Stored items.
## BEGIN

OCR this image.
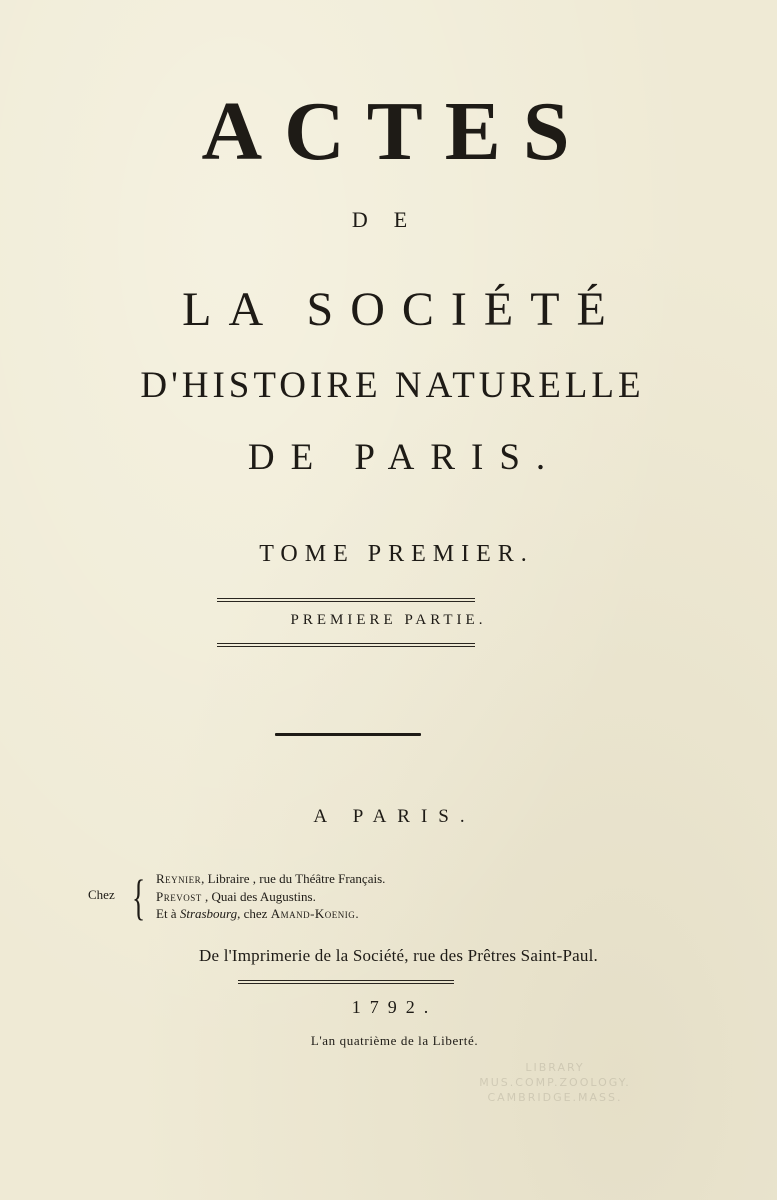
ACTES
DE
LA SOCIÉTÉ
D'HISTOIRE NATURELLE
DE PARIS.
TOME PREMIER.
PREMIERE PARTIE.
A PARIS.
Chez { Reynier, Libraire , rue du Théâtre Français.
Prevost , Quai des Augustins.
Et à Strasbourg, chez Amand-Koenig.
De l'Imprimerie de la Société, rue des Prêtres Saint-Paul.
1792.
L'an quatrième de la Liberté.
LIBRARY
MUS.COMP.ZOOLOGY.
CAMBRIDGE.MASS.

## END

Task objective. Any pictures should be dropped; transcribe the rest of the records above exactly.

Written response.
OCR this image.
ACTES
DE
LA SOCIÉTÉ
D'HISTOIRE NATURELLE
DE PARIS.
TOME PREMIER.
PREMIERE PARTIE.
A PARIS.
Chez { Reynier, Libraire , rue du Théâtre Français.
Prevost , Quai des Augustins.
Et à Strasbourg, chez Amand-Koenig.
De l'Imprimerie de la Société, rue des Prêtres Saint-Paul.
1792.
L'an quatrième de la Liberté.
LIBRARY
MUS.COMP.ZOOLOGY.
CAMBRIDGE.MASS.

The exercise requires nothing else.